### [Task goal]
Every line of the listing must be reproduced as it stands. Leave the images behind.
***
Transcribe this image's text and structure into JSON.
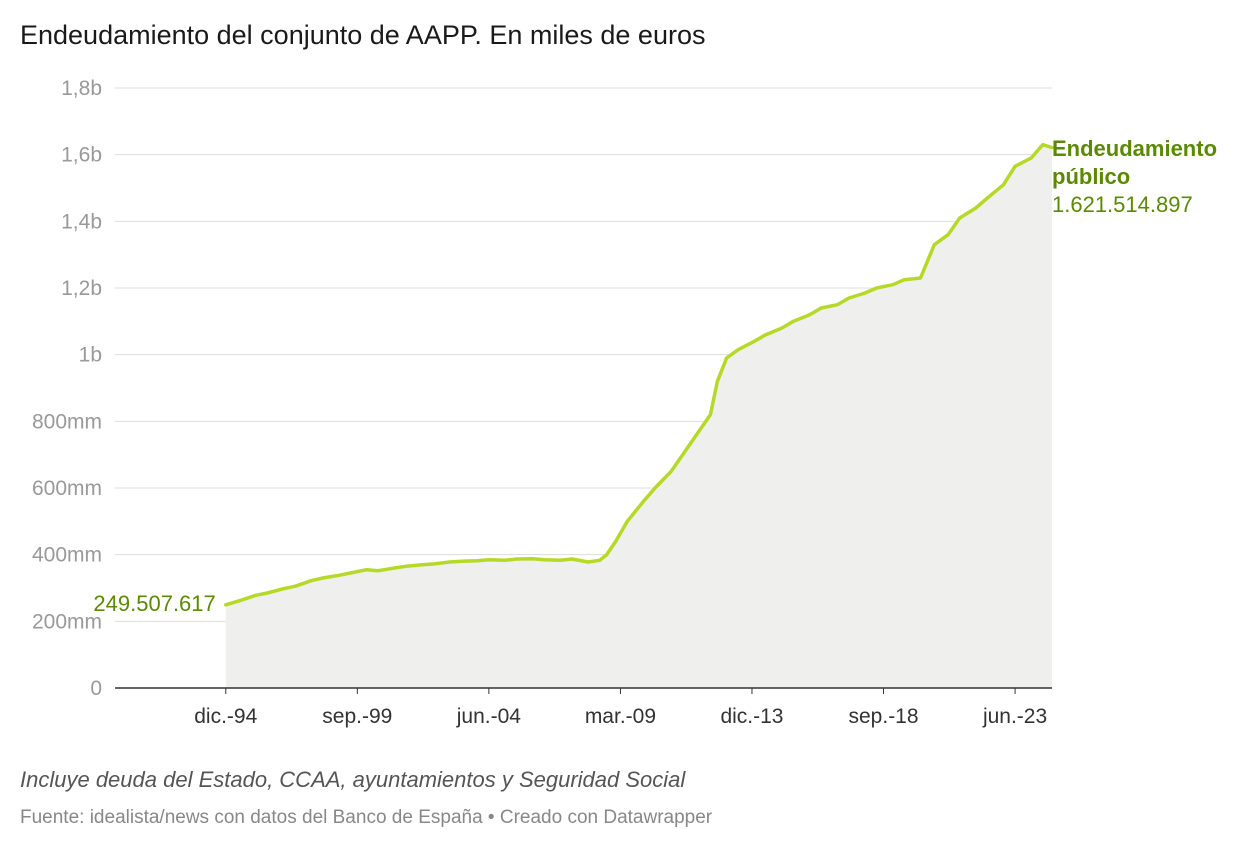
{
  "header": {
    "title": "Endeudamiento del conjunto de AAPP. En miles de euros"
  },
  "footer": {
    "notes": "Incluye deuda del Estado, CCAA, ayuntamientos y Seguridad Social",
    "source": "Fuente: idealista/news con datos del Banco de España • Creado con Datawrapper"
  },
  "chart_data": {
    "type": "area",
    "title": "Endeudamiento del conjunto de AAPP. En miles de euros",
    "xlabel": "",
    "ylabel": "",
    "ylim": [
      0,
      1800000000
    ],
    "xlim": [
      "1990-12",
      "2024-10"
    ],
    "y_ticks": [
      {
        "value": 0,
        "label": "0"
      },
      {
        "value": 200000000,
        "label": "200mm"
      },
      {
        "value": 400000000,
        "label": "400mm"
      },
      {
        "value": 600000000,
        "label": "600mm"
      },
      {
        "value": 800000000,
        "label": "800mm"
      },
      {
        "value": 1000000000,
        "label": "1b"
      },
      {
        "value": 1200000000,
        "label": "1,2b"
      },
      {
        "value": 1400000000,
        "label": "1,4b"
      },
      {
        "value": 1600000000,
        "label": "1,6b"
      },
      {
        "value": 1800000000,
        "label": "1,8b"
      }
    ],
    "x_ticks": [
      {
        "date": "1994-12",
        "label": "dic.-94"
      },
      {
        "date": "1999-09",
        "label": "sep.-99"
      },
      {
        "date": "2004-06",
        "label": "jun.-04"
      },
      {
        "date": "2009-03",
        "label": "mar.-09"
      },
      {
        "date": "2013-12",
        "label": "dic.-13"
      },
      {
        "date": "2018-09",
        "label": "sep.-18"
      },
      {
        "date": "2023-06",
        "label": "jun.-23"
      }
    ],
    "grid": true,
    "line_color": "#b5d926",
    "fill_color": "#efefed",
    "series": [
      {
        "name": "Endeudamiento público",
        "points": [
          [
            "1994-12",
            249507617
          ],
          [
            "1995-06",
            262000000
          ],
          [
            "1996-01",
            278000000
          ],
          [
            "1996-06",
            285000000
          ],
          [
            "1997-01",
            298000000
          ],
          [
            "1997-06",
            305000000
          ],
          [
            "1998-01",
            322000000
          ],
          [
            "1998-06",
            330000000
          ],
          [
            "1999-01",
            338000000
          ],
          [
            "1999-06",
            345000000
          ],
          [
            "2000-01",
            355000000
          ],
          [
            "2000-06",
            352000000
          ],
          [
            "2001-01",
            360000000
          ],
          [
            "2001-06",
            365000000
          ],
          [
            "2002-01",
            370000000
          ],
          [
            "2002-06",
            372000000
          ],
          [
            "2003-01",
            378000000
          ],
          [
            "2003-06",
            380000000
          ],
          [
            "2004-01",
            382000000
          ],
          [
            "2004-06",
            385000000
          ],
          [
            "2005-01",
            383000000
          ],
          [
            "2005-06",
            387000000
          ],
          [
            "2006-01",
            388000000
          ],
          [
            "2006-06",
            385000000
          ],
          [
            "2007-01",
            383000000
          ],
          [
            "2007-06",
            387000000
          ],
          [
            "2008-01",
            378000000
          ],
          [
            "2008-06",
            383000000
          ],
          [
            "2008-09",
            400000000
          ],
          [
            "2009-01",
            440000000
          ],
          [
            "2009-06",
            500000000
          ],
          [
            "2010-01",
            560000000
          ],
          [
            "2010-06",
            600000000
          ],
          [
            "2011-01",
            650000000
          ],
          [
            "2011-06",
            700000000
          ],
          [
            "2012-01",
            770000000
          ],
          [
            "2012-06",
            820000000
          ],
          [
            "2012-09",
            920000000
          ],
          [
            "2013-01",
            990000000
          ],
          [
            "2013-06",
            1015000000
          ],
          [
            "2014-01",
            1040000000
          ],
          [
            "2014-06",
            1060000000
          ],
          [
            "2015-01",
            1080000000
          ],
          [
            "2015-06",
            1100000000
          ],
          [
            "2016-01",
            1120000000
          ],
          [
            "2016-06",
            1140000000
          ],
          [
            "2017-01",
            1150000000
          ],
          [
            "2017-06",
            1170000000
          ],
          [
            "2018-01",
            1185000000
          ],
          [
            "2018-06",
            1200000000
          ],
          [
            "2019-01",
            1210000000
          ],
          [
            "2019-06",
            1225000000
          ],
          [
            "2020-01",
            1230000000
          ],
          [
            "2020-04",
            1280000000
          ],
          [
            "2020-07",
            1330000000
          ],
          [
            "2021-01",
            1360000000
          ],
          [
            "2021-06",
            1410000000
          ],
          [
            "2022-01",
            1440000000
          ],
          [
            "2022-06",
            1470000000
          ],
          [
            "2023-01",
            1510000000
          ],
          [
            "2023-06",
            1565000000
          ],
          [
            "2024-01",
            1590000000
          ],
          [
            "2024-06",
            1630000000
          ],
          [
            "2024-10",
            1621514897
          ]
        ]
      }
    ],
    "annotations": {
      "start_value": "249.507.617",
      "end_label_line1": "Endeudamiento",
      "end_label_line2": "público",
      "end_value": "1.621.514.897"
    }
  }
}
***
### [Result of the task]
Transcribe this image's text and structure into JSON.
{
  "header": {
    "title": "Endeudamiento del conjunto de AAPP. En miles de euros"
  },
  "footer": {
    "notes": "Incluye deuda del Estado, CCAA, ayuntamientos y Seguridad Social",
    "source": "Fuente: idealista/news con datos del Banco de España • Creado con Datawrapper"
  },
  "chart_data": {
    "type": "area",
    "title": "Endeudamiento del conjunto de AAPP. En miles de euros",
    "xlabel": "",
    "ylabel": "",
    "ylim": [
      0,
      1800000000
    ],
    "xlim": [
      "1990-12",
      "2024-10"
    ],
    "y_ticks": [
      {
        "value": 0,
        "label": "0"
      },
      {
        "value": 200000000,
        "label": "200mm"
      },
      {
        "value": 400000000,
        "label": "400mm"
      },
      {
        "value": 600000000,
        "label": "600mm"
      },
      {
        "value": 800000000,
        "label": "800mm"
      },
      {
        "value": 1000000000,
        "label": "1b"
      },
      {
        "value": 1200000000,
        "label": "1,2b"
      },
      {
        "value": 1400000000,
        "label": "1,4b"
      },
      {
        "value": 1600000000,
        "label": "1,6b"
      },
      {
        "value": 1800000000,
        "label": "1,8b"
      }
    ],
    "x_ticks": [
      {
        "date": "1994-12",
        "label": "dic.-94"
      },
      {
        "date": "1999-09",
        "label": "sep.-99"
      },
      {
        "date": "2004-06",
        "label": "jun.-04"
      },
      {
        "date": "2009-03",
        "label": "mar.-09"
      },
      {
        "date": "2013-12",
        "label": "dic.-13"
      },
      {
        "date": "2018-09",
        "label": "sep.-18"
      },
      {
        "date": "2023-06",
        "label": "jun.-23"
      }
    ],
    "grid": true,
    "line_color": "#b5d926",
    "fill_color": "#efefed",
    "series": [
      {
        "name": "Endeudamiento público",
        "points": [
          [
            "1994-12",
            249507617
          ],
          [
            "1995-06",
            262000000
          ],
          [
            "1996-01",
            278000000
          ],
          [
            "1996-06",
            285000000
          ],
          [
            "1997-01",
            298000000
          ],
          [
            "1997-06",
            305000000
          ],
          [
            "1998-01",
            322000000
          ],
          [
            "1998-06",
            330000000
          ],
          [
            "1999-01",
            338000000
          ],
          [
            "1999-06",
            345000000
          ],
          [
            "2000-01",
            355000000
          ],
          [
            "2000-06",
            352000000
          ],
          [
            "2001-01",
            360000000
          ],
          [
            "2001-06",
            365000000
          ],
          [
            "2002-01",
            370000000
          ],
          [
            "2002-06",
            372000000
          ],
          [
            "2003-01",
            378000000
          ],
          [
            "2003-06",
            380000000
          ],
          [
            "2004-01",
            382000000
          ],
          [
            "2004-06",
            385000000
          ],
          [
            "2005-01",
            383000000
          ],
          [
            "2005-06",
            387000000
          ],
          [
            "2006-01",
            388000000
          ],
          [
            "2006-06",
            385000000
          ],
          [
            "2007-01",
            383000000
          ],
          [
            "2007-06",
            387000000
          ],
          [
            "2008-01",
            378000000
          ],
          [
            "2008-06",
            383000000
          ],
          [
            "2008-09",
            400000000
          ],
          [
            "2009-01",
            440000000
          ],
          [
            "2009-06",
            500000000
          ],
          [
            "2010-01",
            560000000
          ],
          [
            "2010-06",
            600000000
          ],
          [
            "2011-01",
            650000000
          ],
          [
            "2011-06",
            700000000
          ],
          [
            "2012-01",
            770000000
          ],
          [
            "2012-06",
            820000000
          ],
          [
            "2012-09",
            920000000
          ],
          [
            "2013-01",
            990000000
          ],
          [
            "2013-06",
            1015000000
          ],
          [
            "2014-01",
            1040000000
          ],
          [
            "2014-06",
            1060000000
          ],
          [
            "2015-01",
            1080000000
          ],
          [
            "2015-06",
            1100000000
          ],
          [
            "2016-01",
            1120000000
          ],
          [
            "2016-06",
            1140000000
          ],
          [
            "2017-01",
            1150000000
          ],
          [
            "2017-06",
            1170000000
          ],
          [
            "2018-01",
            1185000000
          ],
          [
            "2018-06",
            1200000000
          ],
          [
            "2019-01",
            1210000000
          ],
          [
            "2019-06",
            1225000000
          ],
          [
            "2020-01",
            1230000000
          ],
          [
            "2020-04",
            1280000000
          ],
          [
            "2020-07",
            1330000000
          ],
          [
            "2021-01",
            1360000000
          ],
          [
            "2021-06",
            1410000000
          ],
          [
            "2022-01",
            1440000000
          ],
          [
            "2022-06",
            1470000000
          ],
          [
            "2023-01",
            1510000000
          ],
          [
            "2023-06",
            1565000000
          ],
          [
            "2024-01",
            1590000000
          ],
          [
            "2024-06",
            1630000000
          ],
          [
            "2024-10",
            1621514897
          ]
        ]
      }
    ],
    "annotations": {
      "start_value": "249.507.617",
      "end_label_line1": "Endeudamiento",
      "end_label_line2": "público",
      "end_value": "1.621.514.897"
    }
  }
}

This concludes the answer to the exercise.